■ **What is required**
Say how many lines in the data below contain the word "input", and give no other text.

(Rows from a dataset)
================================
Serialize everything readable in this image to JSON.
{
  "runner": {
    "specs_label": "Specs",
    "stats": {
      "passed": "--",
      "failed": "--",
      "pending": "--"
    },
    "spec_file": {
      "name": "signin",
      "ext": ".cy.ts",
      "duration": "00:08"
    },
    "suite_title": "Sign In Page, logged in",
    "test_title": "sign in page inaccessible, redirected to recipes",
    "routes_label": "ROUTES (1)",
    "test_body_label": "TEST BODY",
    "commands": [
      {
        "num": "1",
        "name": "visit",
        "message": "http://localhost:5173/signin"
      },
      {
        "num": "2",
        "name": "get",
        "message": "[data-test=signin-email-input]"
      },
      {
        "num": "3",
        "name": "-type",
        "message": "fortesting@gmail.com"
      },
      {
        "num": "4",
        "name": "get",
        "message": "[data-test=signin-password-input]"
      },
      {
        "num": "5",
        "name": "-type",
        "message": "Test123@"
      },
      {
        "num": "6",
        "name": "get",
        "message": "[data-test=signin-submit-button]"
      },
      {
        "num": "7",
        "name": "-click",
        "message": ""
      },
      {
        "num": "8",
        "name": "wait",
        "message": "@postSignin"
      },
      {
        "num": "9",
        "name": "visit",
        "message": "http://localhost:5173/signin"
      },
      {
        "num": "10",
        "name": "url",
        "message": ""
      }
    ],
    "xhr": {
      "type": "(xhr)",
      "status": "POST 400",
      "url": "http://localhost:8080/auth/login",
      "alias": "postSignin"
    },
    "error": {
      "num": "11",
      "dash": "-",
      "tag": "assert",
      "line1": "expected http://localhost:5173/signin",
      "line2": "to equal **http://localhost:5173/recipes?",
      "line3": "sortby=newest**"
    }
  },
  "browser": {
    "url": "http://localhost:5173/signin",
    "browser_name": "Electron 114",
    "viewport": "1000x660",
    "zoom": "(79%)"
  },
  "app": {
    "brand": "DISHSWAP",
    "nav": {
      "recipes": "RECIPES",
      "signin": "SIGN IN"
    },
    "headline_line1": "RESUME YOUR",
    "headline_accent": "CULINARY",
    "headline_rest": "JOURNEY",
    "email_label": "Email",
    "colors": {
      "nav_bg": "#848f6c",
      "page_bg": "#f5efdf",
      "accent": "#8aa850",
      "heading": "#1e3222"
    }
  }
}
================================
■ **Exercise response**
2